* Description of the task
Tally the lines that contain the string "Nitrogen" and give the number by itself.

* Source material
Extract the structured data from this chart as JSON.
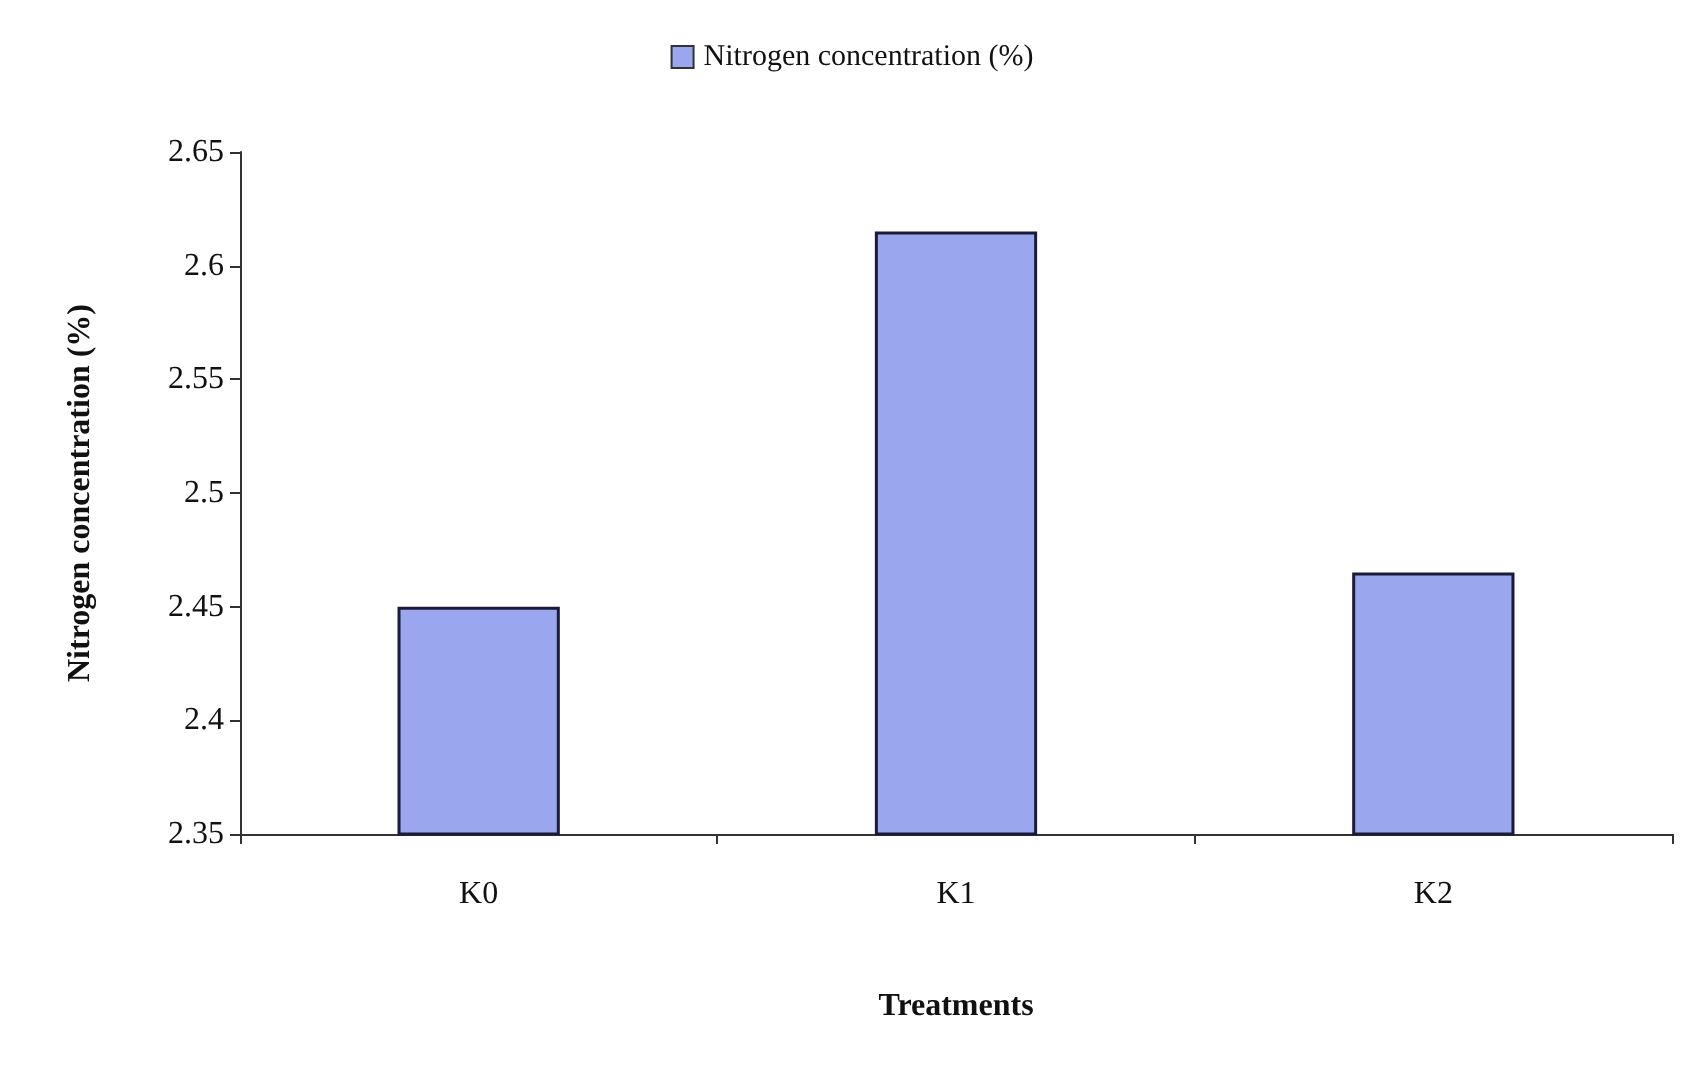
{
  "chart_data": {
    "type": "bar",
    "xlabel": "Treatments",
    "ylabel": "Nitrogen concentration (%)",
    "categories": [
      "K0",
      "K1",
      "K2"
    ],
    "series": [
      {
        "name": "Nitrogen concentration (%)",
        "color": "#9aa6ee",
        "values": [
          2.45,
          2.615,
          2.465
        ]
      }
    ],
    "ylim": [
      2.35,
      2.65
    ],
    "yticks": [
      2.35,
      2.4,
      2.45,
      2.5,
      2.55,
      2.6,
      2.65
    ],
    "grid": false,
    "legend": "top"
  }
}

* Exercise response
2